◆ Stored data ◆
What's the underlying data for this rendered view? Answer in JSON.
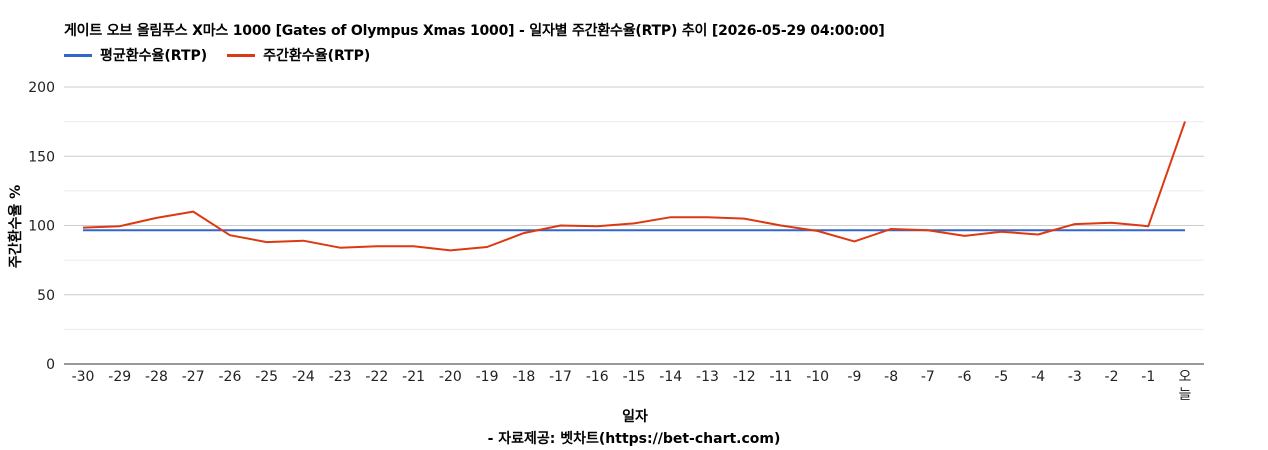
{
  "chart_data": {
    "type": "line",
    "title": "게이트 오브 올림푸스 X마스 1000 [Gates of Olympus Xmas 1000] - 일자별 주간환수율(RTP) 추이 [2026-05-29 04:00:00]",
    "xlabel": "일자",
    "ylabel": "주간환수율 %",
    "ylim": [
      0,
      200
    ],
    "yticks": [
      0,
      50,
      100,
      150,
      200
    ],
    "grid": true,
    "legend_position": "top-left",
    "categories": [
      "-30",
      "-29",
      "-28",
      "-27",
      "-26",
      "-25",
      "-24",
      "-23",
      "-22",
      "-21",
      "-20",
      "-19",
      "-18",
      "-17",
      "-16",
      "-15",
      "-14",
      "-13",
      "-12",
      "-11",
      "-10",
      "-9",
      "-8",
      "-7",
      "-6",
      "-5",
      "-4",
      "-3",
      "-2",
      "-1",
      "오늘"
    ],
    "series": [
      {
        "name": "평균환수율(RTP)",
        "color": "#3366cc",
        "values": [
          96.5,
          96.5,
          96.5,
          96.5,
          96.5,
          96.5,
          96.5,
          96.5,
          96.5,
          96.5,
          96.5,
          96.5,
          96.5,
          96.5,
          96.5,
          96.5,
          96.5,
          96.5,
          96.5,
          96.5,
          96.5,
          96.5,
          96.5,
          96.5,
          96.5,
          96.5,
          96.5,
          96.5,
          96.5,
          96.5,
          96.5
        ]
      },
      {
        "name": "주간환수율(RTP)",
        "color": "#dc3912",
        "values": [
          98.5,
          99.5,
          105.5,
          110,
          93,
          88,
          89,
          84,
          85,
          85,
          82,
          84.5,
          94.5,
          100,
          99.5,
          101.5,
          106,
          106,
          105,
          100,
          96,
          88.5,
          97.5,
          96.5,
          92.5,
          95.5,
          93.5,
          101,
          102,
          99.5,
          175
        ]
      }
    ]
  },
  "source_note": "- 자료제공: 벳차트(https://bet-chart.com)"
}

◆ YOUR INSTRUCTIONS ◆
Find the lines with the string "주간환수율" and reproduce them.

◆ RESPONSE TO THE EXERCISE ◆
    "title": "게이트 오브 올림푸스 X마스 1000 [Gates of Olympus Xmas 1000] - 일자별 주간환수율(RTP) 추이 [2026-05-29 04:00:00]",
    "ylabel": "주간환수율 %",
        "name": "주간환수율(RTP)",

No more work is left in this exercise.